◆ Prompt:
Repeat the entries below exactly as they appear, with no pictures.

Stored data
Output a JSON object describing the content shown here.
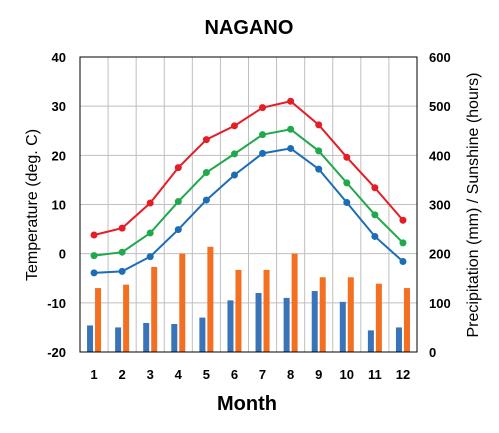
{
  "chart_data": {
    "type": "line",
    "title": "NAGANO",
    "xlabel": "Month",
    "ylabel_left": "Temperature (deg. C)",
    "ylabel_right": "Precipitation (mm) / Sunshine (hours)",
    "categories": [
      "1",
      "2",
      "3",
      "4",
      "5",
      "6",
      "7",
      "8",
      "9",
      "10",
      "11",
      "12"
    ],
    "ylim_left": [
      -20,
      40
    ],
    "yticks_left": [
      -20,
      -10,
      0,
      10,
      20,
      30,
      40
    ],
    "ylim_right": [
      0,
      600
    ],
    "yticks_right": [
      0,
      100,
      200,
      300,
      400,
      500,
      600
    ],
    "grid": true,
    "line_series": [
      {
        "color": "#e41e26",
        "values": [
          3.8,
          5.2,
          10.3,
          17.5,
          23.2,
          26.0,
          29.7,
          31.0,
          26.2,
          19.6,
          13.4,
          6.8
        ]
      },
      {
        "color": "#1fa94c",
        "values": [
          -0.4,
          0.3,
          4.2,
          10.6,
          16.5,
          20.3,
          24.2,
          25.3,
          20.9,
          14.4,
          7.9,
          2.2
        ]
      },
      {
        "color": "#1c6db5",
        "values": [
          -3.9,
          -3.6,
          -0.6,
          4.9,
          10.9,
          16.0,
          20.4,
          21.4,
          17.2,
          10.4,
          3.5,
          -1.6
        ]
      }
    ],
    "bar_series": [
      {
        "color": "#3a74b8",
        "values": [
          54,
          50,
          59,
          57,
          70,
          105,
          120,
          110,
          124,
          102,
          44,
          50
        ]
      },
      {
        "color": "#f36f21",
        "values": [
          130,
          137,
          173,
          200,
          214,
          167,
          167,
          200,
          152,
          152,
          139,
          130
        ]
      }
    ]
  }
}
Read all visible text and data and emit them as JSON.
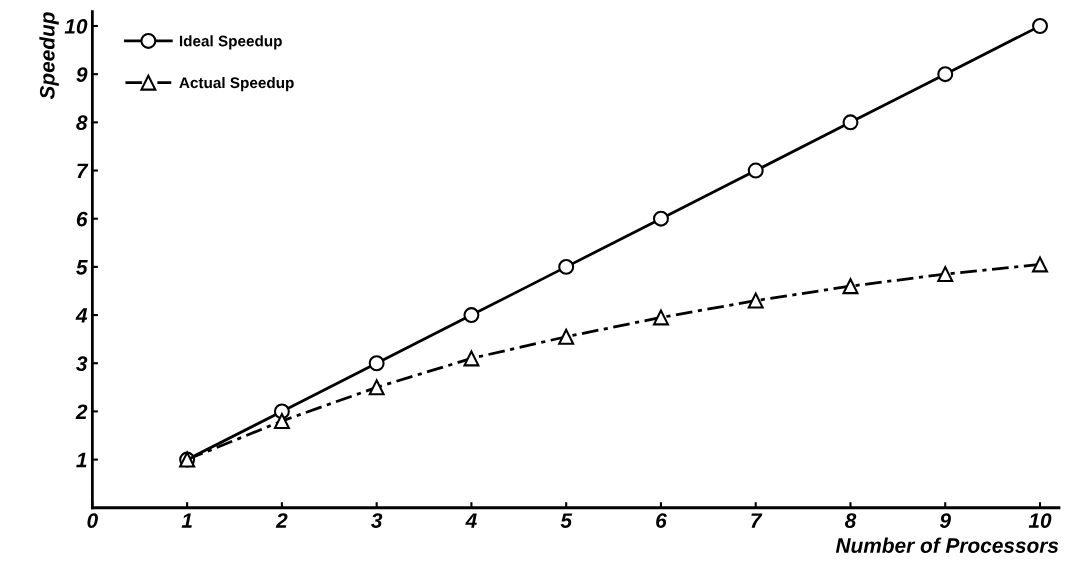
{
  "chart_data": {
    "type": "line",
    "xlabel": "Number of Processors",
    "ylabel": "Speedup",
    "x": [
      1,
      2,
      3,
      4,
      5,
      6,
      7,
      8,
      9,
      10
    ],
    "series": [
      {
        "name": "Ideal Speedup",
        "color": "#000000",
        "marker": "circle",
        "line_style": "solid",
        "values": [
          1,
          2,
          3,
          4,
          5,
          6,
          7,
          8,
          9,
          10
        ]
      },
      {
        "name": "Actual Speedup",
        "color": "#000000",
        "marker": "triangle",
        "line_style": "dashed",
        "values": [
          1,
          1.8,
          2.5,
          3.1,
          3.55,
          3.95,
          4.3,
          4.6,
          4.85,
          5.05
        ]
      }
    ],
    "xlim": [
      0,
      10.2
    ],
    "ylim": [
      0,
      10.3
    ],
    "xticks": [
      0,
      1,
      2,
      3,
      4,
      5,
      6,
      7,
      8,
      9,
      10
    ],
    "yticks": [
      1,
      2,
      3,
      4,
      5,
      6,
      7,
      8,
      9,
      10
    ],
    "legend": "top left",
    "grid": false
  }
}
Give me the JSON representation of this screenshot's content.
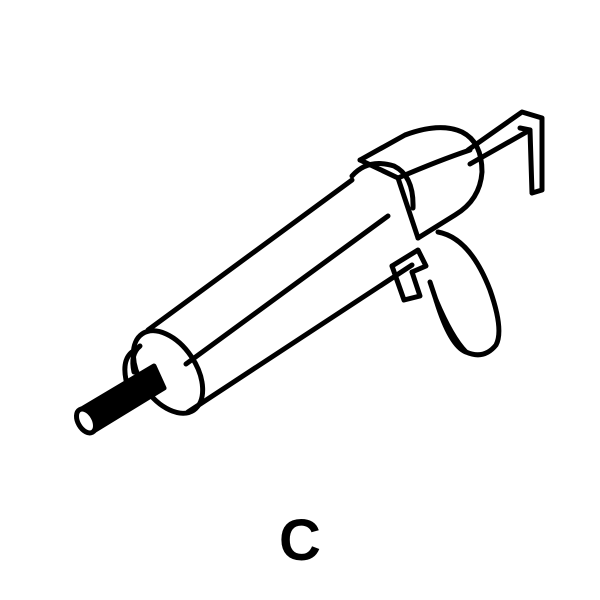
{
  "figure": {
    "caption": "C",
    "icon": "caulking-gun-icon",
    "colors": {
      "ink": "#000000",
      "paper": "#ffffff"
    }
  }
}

◆ Result of this task:
Output a JSON object describing the content shown here.
{
  "chart_data": {
    "type": "line",
    "title": "NAGANO",
    "xlabel": "Month",
    "ylabel_left": "Temperature (deg. C)",
    "ylabel_right": "Precipitation (mm) / Sunshine (hours)",
    "categories": [
      "1",
      "2",
      "3",
      "4",
      "5",
      "6",
      "7",
      "8",
      "9",
      "10",
      "11",
      "12"
    ],
    "ylim_left": [
      -20,
      40
    ],
    "yticks_left": [
      -20,
      -10,
      0,
      10,
      20,
      30,
      40
    ],
    "ylim_right": [
      0,
      600
    ],
    "yticks_right": [
      0,
      100,
      200,
      300,
      400,
      500,
      600
    ],
    "grid": true,
    "line_series": [
      {
        "color": "#e41e26",
        "values": [
          3.8,
          5.2,
          10.3,
          17.5,
          23.2,
          26.0,
          29.7,
          31.0,
          26.2,
          19.6,
          13.4,
          6.8
        ]
      },
      {
        "color": "#1fa94c",
        "values": [
          -0.4,
          0.3,
          4.2,
          10.6,
          16.5,
          20.3,
          24.2,
          25.3,
          20.9,
          14.4,
          7.9,
          2.2
        ]
      },
      {
        "color": "#1c6db5",
        "values": [
          -3.9,
          -3.6,
          -0.6,
          4.9,
          10.9,
          16.0,
          20.4,
          21.4,
          17.2,
          10.4,
          3.5,
          -1.6
        ]
      }
    ],
    "bar_series": [
      {
        "color": "#3a74b8",
        "values": [
          54,
          50,
          59,
          57,
          70,
          105,
          120,
          110,
          124,
          102,
          44,
          50
        ]
      },
      {
        "color": "#f36f21",
        "values": [
          130,
          137,
          173,
          200,
          214,
          167,
          167,
          200,
          152,
          152,
          139,
          130
        ]
      }
    ]
  }
}
Read all visible text and data and emit them as JSON.
{
  "chart_data": {
    "type": "line",
    "xlabel": "Number of Processors",
    "ylabel": "Speedup",
    "x": [
      1,
      2,
      3,
      4,
      5,
      6,
      7,
      8,
      9,
      10
    ],
    "series": [
      {
        "name": "Ideal Speedup",
        "color": "#000000",
        "marker": "circle",
        "line_style": "solid",
        "values": [
          1,
          2,
          3,
          4,
          5,
          6,
          7,
          8,
          9,
          10
        ]
      },
      {
        "name": "Actual Speedup",
        "color": "#000000",
        "marker": "triangle",
        "line_style": "dashed",
        "values": [
          1,
          1.8,
          2.5,
          3.1,
          3.55,
          3.95,
          4.3,
          4.6,
          4.85,
          5.05
        ]
      }
    ],
    "xlim": [
      0,
      10.2
    ],
    "ylim": [
      0,
      10.3
    ],
    "xticks": [
      0,
      1,
      2,
      3,
      4,
      5,
      6,
      7,
      8,
      9,
      10
    ],
    "yticks": [
      1,
      2,
      3,
      4,
      5,
      6,
      7,
      8,
      9,
      10
    ],
    "legend": "top left",
    "grid": false
  }
}
Give me the JSON representation of this screenshot's content.
{
  "figure": {
    "caption": "C",
    "icon": "caulking-gun-icon",
    "colors": {
      "ink": "#000000",
      "paper": "#ffffff"
    }
  }
}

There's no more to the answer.